Written exercise ▸
Report the count of lines where the string "Actual" appears, and nothing else.

Data provided ▸
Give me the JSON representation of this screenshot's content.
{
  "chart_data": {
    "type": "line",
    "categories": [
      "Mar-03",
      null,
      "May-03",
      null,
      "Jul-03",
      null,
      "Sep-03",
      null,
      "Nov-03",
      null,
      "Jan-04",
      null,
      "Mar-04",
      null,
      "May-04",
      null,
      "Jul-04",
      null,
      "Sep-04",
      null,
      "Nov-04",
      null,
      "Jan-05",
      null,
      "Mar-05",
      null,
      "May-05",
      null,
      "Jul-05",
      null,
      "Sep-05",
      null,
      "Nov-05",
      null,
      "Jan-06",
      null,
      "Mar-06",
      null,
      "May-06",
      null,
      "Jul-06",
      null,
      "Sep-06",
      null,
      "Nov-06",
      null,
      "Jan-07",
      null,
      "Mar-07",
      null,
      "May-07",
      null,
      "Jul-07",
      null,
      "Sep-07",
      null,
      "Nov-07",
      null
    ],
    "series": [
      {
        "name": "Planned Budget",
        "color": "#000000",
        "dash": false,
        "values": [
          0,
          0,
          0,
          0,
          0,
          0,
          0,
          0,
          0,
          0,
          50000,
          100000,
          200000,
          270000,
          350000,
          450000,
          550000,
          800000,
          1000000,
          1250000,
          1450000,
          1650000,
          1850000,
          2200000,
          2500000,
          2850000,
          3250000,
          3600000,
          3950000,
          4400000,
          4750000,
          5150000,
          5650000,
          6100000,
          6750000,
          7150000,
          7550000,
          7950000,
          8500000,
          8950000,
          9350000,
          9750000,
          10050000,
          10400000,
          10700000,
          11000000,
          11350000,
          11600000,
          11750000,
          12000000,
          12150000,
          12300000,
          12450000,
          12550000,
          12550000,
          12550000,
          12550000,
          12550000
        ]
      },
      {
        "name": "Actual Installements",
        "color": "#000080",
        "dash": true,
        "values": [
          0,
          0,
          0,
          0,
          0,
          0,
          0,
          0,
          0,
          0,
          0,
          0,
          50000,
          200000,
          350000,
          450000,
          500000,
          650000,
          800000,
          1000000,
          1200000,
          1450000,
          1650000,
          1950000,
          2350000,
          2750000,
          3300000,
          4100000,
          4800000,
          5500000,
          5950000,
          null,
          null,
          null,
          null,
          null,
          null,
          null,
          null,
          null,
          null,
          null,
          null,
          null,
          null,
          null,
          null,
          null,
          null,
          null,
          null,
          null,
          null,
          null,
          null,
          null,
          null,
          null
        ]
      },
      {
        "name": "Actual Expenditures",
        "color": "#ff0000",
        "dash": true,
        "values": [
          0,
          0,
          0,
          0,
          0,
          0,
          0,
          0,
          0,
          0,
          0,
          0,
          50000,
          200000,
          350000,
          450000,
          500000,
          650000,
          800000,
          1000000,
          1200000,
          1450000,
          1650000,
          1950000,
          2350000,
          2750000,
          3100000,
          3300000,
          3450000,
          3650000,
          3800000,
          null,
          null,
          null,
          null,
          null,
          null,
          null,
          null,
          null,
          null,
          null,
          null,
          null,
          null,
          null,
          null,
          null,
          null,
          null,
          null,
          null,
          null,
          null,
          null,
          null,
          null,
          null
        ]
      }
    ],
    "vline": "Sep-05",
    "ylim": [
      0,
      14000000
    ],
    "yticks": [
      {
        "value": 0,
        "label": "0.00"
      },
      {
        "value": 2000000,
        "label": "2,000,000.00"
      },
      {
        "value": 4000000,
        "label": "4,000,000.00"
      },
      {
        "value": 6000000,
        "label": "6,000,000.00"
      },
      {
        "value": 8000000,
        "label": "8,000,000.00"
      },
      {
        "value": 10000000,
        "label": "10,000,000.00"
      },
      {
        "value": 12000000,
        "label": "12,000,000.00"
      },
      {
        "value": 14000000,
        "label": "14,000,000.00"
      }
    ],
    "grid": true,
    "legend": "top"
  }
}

Reply to the exercise ▸
2